▸ Records supplied:
--*--

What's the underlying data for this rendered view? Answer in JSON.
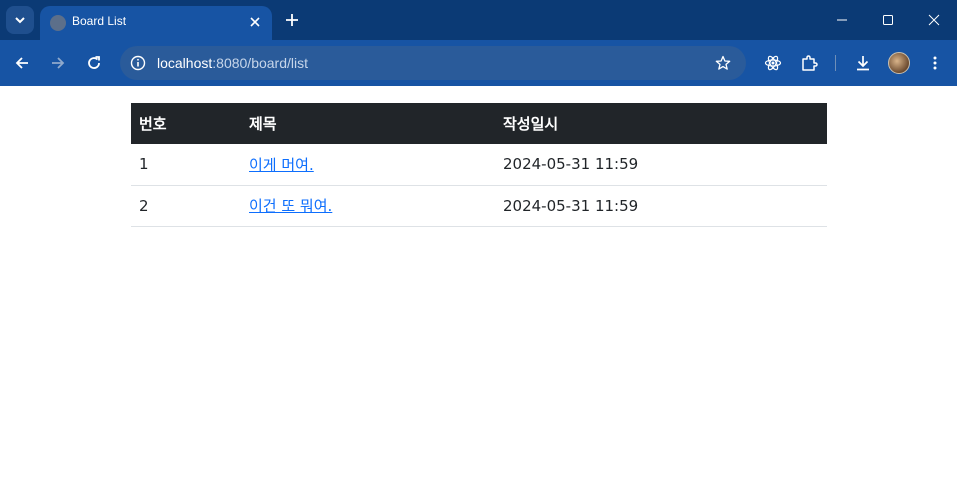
{
  "browser": {
    "tab_title": "Board List",
    "url_host": "localhost",
    "url_rest": ":8080/board/list"
  },
  "table": {
    "headers": [
      "번호",
      "제목",
      "작성일시"
    ],
    "rows": [
      {
        "no": "1",
        "title": "이게 머여.",
        "created_at": "2024-05-31 11:59"
      },
      {
        "no": "2",
        "title": "이건 또 뭐여.",
        "created_at": "2024-05-31 11:59"
      }
    ]
  },
  "colors": {
    "tab_strip": "#0b3a75",
    "toolbar": "#1754a4",
    "table_header_bg": "#212529",
    "link": "#0d6efd"
  },
  "icons": [
    "tab-search-icon",
    "globe-icon",
    "close-icon",
    "plus-icon",
    "minimize-icon",
    "maximize-icon",
    "window-close-icon",
    "back-arrow-icon",
    "forward-arrow-icon",
    "reload-icon",
    "info-icon",
    "star-icon",
    "react-devtools-icon",
    "extensions-puzzle-icon",
    "download-icon",
    "profile-avatar",
    "more-vert-icon"
  ]
}
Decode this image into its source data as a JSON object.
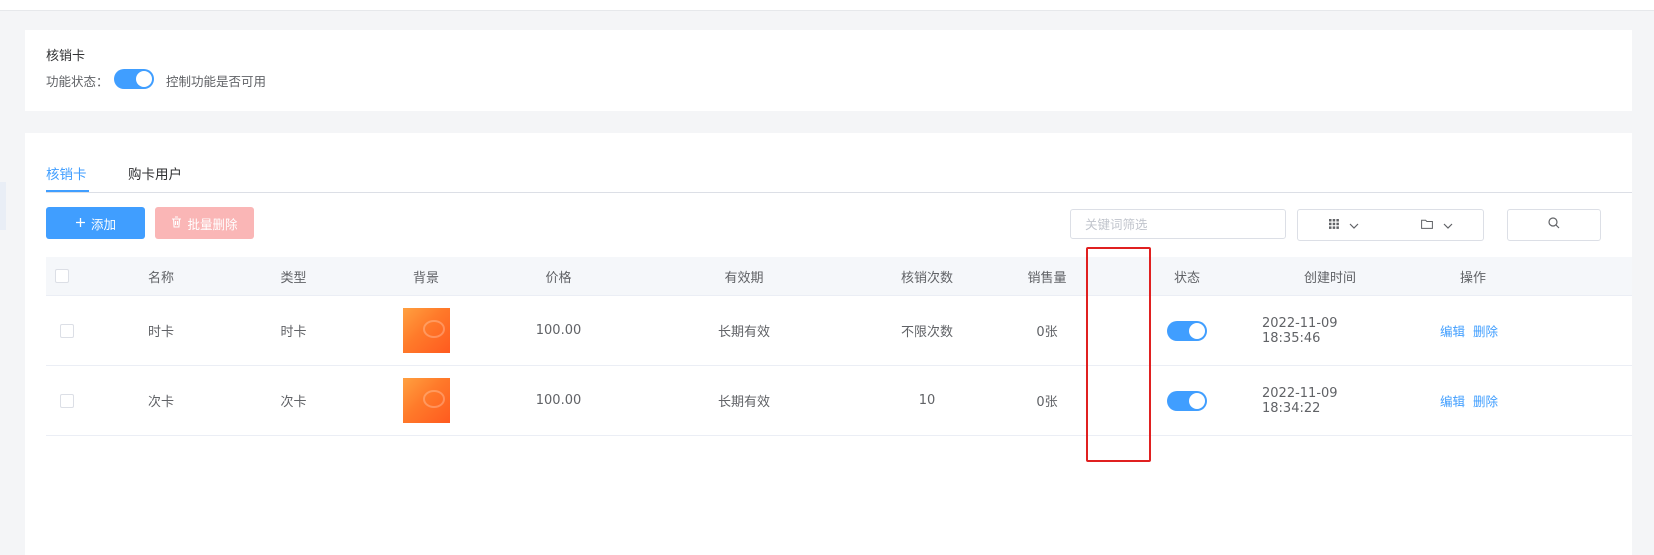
{
  "module": {
    "title": "核销卡",
    "status_label": "功能状态：",
    "status_on": true,
    "status_desc": "控制功能是否可用"
  },
  "tabs": [
    {
      "label": "核销卡",
      "active": true
    },
    {
      "label": "购卡用户",
      "active": false
    }
  ],
  "toolbar": {
    "add_label": "添加",
    "batch_delete_label": "批量删除",
    "search_placeholder": "关键词筛选"
  },
  "table": {
    "columns": [
      "名称",
      "类型",
      "背景",
      "价格",
      "有效期",
      "核销次数",
      "销售量",
      "状态",
      "创建时间",
      "操作"
    ],
    "rows": [
      {
        "name": "时卡",
        "type": "时卡",
        "price": "100.00",
        "validity": "长期有效",
        "uses": "不限次数",
        "sales": "0张",
        "enabled": true,
        "created": "2022-11-09 18:35:46",
        "edit": "编辑",
        "delete": "删除"
      },
      {
        "name": "次卡",
        "type": "次卡",
        "price": "100.00",
        "validity": "长期有效",
        "uses": "10",
        "sales": "0张",
        "enabled": true,
        "created": "2022-11-09 18:34:22",
        "edit": "编辑",
        "delete": "删除"
      }
    ]
  },
  "icons": {
    "add": "plus-icon",
    "batch_delete": "trash-icon",
    "grid": "grid-icon",
    "folder": "folder-icon",
    "search": "search-icon",
    "dropdown": "chevron-down-icon"
  },
  "colors": {
    "primary": "#409eff",
    "danger_light": "#fab6b6",
    "highlight": "#e02020"
  }
}
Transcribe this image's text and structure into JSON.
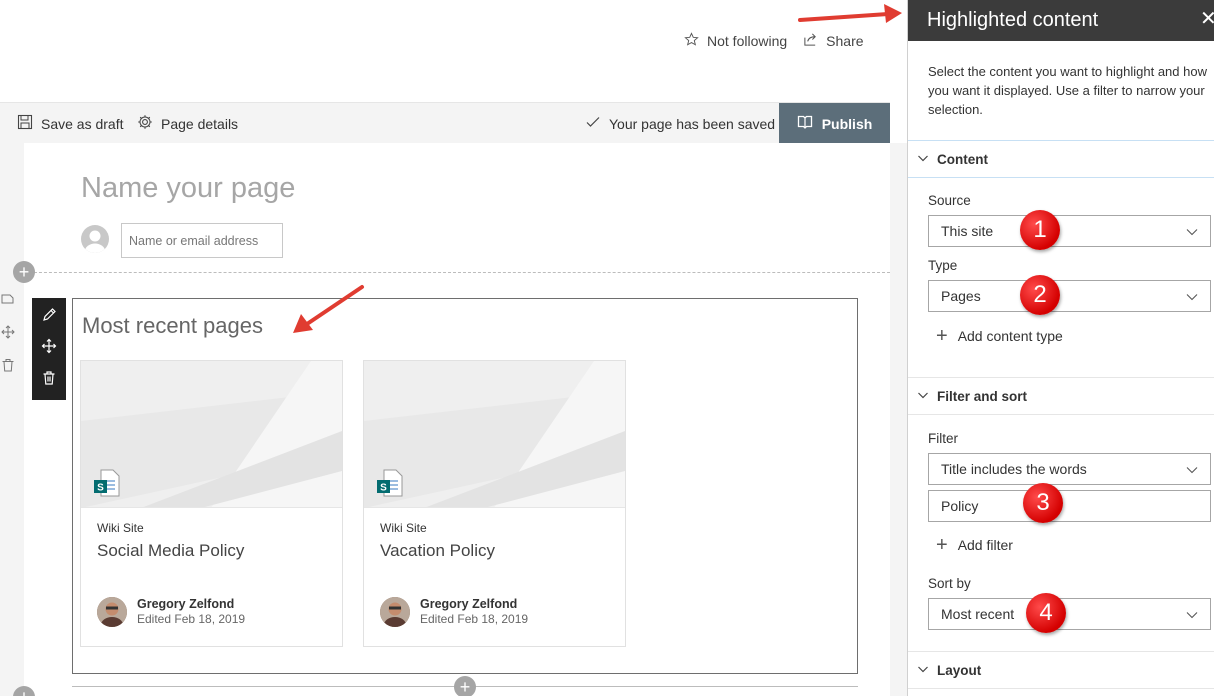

--*--

▸ Directive: The pictures should not be reproduced; quote all of the other material exactly.

▸ Written reply:
What's the underlying data for this rendered view? Answer in JSON.
{
  "browser": {
    "tab_title": "Board List",
    "url_host": "localhost",
    "url_rest": ":8080/board/list"
  },
  "table": {
    "headers": [
      "번호",
      "제목",
      "작성일시"
    ],
    "rows": [
      {
        "no": "1",
        "title": "이게 머여.",
        "created_at": "2024-05-31 11:59"
      },
      {
        "no": "2",
        "title": "이건 또 뭐여.",
        "created_at": "2024-05-31 11:59"
      }
    ]
  },
  "colors": {
    "tab_strip": "#0b3a75",
    "toolbar": "#1754a4",
    "table_header_bg": "#212529",
    "link": "#0d6efd"
  },
  "icons": [
    "tab-search-icon",
    "globe-icon",
    "close-icon",
    "plus-icon",
    "minimize-icon",
    "maximize-icon",
    "window-close-icon",
    "back-arrow-icon",
    "forward-arrow-icon",
    "reload-icon",
    "info-icon",
    "star-icon",
    "react-devtools-icon",
    "extensions-puzzle-icon",
    "download-icon",
    "profile-avatar",
    "more-vert-icon"
  ]
}
Decode this image into its source data as a JSON object.
{
  "module": {
    "title": "核销卡",
    "status_label": "功能状态：",
    "status_on": true,
    "status_desc": "控制功能是否可用"
  },
  "tabs": [
    {
      "label": "核销卡",
      "active": true
    },
    {
      "label": "购卡用户",
      "active": false
    }
  ],
  "toolbar": {
    "add_label": "添加",
    "batch_delete_label": "批量删除",
    "search_placeholder": "关键词筛选"
  },
  "table": {
    "columns": [
      "名称",
      "类型",
      "背景",
      "价格",
      "有效期",
      "核销次数",
      "销售量",
      "状态",
      "创建时间",
      "操作"
    ],
    "rows": [
      {
        "name": "时卡",
        "type": "时卡",
        "price": "100.00",
        "validity": "长期有效",
        "uses": "不限次数",
        "sales": "0张",
        "enabled": true,
        "created": "2022-11-09 18:35:46",
        "edit": "编辑",
        "delete": "删除"
      },
      {
        "name": "次卡",
        "type": "次卡",
        "price": "100.00",
        "validity": "长期有效",
        "uses": "10",
        "sales": "0张",
        "enabled": true,
        "created": "2022-11-09 18:34:22",
        "edit": "编辑",
        "delete": "删除"
      }
    ]
  },
  "icons": {
    "add": "plus-icon",
    "batch_delete": "trash-icon",
    "grid": "grid-icon",
    "folder": "folder-icon",
    "search": "search-icon",
    "dropdown": "chevron-down-icon"
  },
  "colors": {
    "primary": "#409eff",
    "danger_light": "#fab6b6",
    "highlight": "#e02020"
  }
}
Transcribe this image's text and structure into JSON.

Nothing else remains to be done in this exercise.